• **Source records**
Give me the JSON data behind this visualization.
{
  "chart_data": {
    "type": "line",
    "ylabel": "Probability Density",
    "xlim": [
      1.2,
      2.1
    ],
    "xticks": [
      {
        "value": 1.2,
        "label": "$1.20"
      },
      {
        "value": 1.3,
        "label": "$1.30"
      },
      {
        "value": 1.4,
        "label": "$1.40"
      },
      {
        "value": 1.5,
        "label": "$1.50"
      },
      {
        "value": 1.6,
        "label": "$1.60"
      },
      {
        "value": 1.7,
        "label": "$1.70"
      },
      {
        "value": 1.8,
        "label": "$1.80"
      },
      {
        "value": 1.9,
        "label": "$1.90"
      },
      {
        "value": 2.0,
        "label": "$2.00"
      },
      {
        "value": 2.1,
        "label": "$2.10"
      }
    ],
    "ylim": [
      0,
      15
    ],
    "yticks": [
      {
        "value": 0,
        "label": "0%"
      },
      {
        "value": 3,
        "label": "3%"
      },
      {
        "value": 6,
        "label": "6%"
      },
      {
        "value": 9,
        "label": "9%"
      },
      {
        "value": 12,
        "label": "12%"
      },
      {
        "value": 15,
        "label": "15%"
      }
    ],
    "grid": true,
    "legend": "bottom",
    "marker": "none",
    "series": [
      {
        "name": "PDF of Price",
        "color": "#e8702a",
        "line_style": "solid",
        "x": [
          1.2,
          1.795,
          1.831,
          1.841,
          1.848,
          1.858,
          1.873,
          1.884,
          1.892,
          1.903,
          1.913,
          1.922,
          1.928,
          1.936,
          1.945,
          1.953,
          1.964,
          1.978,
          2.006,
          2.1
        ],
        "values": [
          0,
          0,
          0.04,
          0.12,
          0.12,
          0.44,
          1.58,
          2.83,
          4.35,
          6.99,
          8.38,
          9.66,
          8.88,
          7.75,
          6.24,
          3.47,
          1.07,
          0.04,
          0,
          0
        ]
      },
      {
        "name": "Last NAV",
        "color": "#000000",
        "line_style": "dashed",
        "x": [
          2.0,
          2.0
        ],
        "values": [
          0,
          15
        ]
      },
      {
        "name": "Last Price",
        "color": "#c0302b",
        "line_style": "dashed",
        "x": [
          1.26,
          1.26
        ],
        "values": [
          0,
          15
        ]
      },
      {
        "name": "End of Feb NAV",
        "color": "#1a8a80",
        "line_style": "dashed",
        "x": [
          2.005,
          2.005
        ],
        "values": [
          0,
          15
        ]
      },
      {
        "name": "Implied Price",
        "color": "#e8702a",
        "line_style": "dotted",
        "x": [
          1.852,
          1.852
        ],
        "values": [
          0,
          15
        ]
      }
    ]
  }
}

• **What you need to do**
Quote each line of the listing above exactly.

• **Result for this task**
Give me the JSON data behind this visualization.
{
  "chart_data": {
    "type": "line",
    "ylabel": "Probability Density",
    "xlim": [
      1.2,
      2.1
    ],
    "xticks": [
      {
        "value": 1.2,
        "label": "$1.20"
      },
      {
        "value": 1.3,
        "label": "$1.30"
      },
      {
        "value": 1.4,
        "label": "$1.40"
      },
      {
        "value": 1.5,
        "label": "$1.50"
      },
      {
        "value": 1.6,
        "label": "$1.60"
      },
      {
        "value": 1.7,
        "label": "$1.70"
      },
      {
        "value": 1.8,
        "label": "$1.80"
      },
      {
        "value": 1.9,
        "label": "$1.90"
      },
      {
        "value": 2.0,
        "label": "$2.00"
      },
      {
        "value": 2.1,
        "label": "$2.10"
      }
    ],
    "ylim": [
      0,
      15
    ],
    "yticks": [
      {
        "value": 0,
        "label": "0%"
      },
      {
        "value": 3,
        "label": "3%"
      },
      {
        "value": 6,
        "label": "6%"
      },
      {
        "value": 9,
        "label": "9%"
      },
      {
        "value": 12,
        "label": "12%"
      },
      {
        "value": 15,
        "label": "15%"
      }
    ],
    "grid": true,
    "legend": "bottom",
    "marker": "none",
    "series": [
      {
        "name": "PDF of Price",
        "color": "#e8702a",
        "line_style": "solid",
        "x": [
          1.2,
          1.795,
          1.831,
          1.841,
          1.848,
          1.858,
          1.873,
          1.884,
          1.892,
          1.903,
          1.913,
          1.922,
          1.928,
          1.936,
          1.945,
          1.953,
          1.964,
          1.978,
          2.006,
          2.1
        ],
        "values": [
          0,
          0,
          0.04,
          0.12,
          0.12,
          0.44,
          1.58,
          2.83,
          4.35,
          6.99,
          8.38,
          9.66,
          8.88,
          7.75,
          6.24,
          3.47,
          1.07,
          0.04,
          0,
          0
        ]
      },
      {
        "name": "Last NAV",
        "color": "#000000",
        "line_style": "dashed",
        "x": [
          2.0,
          2.0
        ],
        "values": [
          0,
          15
        ]
      },
      {
        "name": "Last Price",
        "color": "#c0302b",
        "line_style": "dashed",
        "x": [
          1.26,
          1.26
        ],
        "values": [
          0,
          15
        ]
      },
      {
        "name": "End of Feb NAV",
        "color": "#1a8a80",
        "line_style": "dashed",
        "x": [
          2.005,
          2.005
        ],
        "values": [
          0,
          15
        ]
      },
      {
        "name": "Implied Price",
        "color": "#e8702a",
        "line_style": "dotted",
        "x": [
          1.852,
          1.852
        ],
        "values": [
          0,
          15
        ]
      }
    ]
  }
}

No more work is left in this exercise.